About this task: Determine which lines of the records include the word "evaluation", and copy them.

Exercise input:
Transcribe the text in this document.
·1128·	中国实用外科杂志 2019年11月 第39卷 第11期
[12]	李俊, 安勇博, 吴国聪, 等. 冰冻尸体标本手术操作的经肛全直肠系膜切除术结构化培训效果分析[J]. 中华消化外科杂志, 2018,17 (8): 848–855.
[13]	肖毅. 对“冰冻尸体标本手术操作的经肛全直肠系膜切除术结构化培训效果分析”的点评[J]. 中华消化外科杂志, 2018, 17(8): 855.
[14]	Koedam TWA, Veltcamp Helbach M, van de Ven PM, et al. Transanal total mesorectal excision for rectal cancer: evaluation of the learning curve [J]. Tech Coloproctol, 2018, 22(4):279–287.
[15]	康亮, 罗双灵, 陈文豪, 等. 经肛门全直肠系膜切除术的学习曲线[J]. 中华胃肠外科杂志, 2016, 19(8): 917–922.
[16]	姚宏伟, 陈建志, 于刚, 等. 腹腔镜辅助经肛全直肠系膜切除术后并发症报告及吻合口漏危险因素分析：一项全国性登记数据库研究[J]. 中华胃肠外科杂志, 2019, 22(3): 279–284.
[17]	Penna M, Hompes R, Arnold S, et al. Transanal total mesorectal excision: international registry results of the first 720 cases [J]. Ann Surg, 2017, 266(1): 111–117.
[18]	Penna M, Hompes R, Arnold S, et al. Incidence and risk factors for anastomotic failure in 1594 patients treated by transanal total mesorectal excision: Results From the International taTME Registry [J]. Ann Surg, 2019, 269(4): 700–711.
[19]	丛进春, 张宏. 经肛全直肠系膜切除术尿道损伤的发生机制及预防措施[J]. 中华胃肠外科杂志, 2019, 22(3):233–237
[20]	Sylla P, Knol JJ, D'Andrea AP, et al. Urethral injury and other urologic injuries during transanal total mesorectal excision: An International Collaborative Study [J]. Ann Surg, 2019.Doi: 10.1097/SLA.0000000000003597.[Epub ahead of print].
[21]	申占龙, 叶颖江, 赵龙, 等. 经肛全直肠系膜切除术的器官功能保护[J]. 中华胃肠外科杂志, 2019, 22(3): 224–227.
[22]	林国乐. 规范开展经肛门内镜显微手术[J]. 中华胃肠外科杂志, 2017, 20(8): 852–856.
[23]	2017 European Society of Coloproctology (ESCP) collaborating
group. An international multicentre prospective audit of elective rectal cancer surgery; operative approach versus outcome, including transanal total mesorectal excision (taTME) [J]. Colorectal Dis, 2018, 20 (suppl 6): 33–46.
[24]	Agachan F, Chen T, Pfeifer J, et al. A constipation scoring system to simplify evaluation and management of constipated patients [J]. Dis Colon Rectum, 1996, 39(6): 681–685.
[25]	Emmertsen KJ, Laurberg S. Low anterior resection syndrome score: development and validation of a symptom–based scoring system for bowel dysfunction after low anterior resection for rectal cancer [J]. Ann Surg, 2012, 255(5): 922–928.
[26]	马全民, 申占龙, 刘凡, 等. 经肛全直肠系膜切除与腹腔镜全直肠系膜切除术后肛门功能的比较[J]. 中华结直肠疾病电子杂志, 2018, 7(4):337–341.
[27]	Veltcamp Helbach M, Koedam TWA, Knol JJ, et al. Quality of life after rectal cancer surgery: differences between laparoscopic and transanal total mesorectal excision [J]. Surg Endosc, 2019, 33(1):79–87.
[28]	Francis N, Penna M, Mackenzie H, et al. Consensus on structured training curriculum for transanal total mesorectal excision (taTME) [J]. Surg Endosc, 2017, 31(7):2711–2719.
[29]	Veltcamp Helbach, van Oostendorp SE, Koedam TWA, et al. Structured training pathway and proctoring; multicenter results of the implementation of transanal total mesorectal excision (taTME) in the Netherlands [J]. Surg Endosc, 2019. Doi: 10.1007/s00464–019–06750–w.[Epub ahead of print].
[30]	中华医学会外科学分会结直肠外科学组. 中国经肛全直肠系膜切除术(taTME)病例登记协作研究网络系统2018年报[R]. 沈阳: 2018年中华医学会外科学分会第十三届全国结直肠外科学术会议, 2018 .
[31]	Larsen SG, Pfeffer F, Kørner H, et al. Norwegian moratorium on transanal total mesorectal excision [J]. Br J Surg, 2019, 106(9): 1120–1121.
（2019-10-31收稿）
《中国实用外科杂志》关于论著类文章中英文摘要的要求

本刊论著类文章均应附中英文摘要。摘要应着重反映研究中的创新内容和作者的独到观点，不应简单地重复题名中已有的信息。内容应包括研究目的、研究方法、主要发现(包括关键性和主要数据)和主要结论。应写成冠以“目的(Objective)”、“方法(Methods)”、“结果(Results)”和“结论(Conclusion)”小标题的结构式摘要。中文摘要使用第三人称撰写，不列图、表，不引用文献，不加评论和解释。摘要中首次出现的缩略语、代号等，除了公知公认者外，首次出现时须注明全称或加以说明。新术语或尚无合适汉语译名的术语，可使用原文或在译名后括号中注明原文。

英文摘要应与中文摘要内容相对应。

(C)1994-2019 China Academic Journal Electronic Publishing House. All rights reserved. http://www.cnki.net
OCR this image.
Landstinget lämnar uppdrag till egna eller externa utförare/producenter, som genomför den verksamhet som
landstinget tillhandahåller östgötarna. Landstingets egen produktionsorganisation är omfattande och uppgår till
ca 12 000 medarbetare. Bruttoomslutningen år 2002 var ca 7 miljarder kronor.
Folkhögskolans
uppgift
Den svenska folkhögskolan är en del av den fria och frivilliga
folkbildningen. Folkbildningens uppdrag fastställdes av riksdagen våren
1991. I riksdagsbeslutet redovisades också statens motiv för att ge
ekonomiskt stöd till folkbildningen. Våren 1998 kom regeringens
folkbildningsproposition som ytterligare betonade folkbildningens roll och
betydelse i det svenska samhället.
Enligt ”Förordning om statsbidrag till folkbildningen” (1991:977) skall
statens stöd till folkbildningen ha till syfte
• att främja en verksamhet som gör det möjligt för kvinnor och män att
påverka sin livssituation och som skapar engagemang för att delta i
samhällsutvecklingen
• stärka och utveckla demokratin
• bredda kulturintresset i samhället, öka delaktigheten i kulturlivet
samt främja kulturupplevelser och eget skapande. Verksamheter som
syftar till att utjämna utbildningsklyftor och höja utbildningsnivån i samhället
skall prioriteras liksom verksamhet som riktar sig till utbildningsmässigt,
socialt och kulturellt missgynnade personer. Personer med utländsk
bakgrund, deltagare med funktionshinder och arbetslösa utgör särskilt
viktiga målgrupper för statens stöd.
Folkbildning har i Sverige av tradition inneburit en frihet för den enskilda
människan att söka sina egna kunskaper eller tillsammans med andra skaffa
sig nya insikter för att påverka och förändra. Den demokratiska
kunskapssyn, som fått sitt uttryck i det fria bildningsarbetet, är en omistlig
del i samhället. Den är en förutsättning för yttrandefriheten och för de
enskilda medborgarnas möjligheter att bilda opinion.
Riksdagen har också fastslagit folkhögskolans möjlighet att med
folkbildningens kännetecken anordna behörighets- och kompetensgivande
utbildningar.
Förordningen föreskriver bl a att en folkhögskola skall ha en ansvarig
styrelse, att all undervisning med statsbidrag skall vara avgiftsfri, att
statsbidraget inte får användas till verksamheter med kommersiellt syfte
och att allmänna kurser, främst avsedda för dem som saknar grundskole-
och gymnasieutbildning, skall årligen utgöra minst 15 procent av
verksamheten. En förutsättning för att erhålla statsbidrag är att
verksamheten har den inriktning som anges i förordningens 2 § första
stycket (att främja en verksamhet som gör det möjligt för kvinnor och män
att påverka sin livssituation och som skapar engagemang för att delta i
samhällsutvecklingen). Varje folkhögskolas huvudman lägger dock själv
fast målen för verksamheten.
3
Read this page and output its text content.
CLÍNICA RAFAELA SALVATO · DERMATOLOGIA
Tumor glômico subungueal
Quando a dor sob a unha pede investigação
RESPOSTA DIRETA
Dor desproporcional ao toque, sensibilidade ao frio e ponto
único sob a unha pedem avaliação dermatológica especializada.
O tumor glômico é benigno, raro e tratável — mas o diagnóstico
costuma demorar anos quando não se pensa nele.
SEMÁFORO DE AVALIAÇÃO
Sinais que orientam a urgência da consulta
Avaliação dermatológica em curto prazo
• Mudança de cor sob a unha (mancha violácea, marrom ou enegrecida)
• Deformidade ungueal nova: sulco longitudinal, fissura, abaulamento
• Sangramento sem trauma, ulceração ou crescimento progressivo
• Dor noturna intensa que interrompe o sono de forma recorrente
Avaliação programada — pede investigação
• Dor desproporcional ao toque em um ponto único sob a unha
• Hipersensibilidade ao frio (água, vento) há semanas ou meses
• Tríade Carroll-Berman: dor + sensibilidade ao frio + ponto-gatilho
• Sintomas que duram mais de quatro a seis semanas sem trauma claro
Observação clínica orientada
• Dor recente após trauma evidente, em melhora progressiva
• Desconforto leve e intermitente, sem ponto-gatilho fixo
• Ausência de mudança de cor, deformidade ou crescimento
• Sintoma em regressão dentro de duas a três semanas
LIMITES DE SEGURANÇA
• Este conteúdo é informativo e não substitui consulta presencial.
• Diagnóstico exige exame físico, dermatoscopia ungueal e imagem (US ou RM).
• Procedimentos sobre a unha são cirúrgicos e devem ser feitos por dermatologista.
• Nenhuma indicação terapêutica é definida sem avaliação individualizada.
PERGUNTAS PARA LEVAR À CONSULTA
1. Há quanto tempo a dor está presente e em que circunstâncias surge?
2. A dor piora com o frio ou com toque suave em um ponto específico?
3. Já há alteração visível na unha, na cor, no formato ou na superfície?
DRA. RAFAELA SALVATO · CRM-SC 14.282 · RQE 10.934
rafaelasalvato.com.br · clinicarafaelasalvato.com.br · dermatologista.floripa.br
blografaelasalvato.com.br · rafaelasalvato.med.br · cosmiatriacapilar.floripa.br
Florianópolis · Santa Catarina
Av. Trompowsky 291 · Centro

Finished exercise:
[14]	Koedam TWA, Veltcamp Helbach M, van de Ven PM, et al. Transanal total mesorectal excision for rectal cancer: evaluation of the learning curve [J]. Tech Coloproctol, 2018, 22(4):279–287.
[24]	Agachan F, Chen T, Pfeifer J, et al. A constipation scoring system to simplify evaluation and management of constipated patients [J]. Dis Colon Rectum, 1996, 39(6): 681–685.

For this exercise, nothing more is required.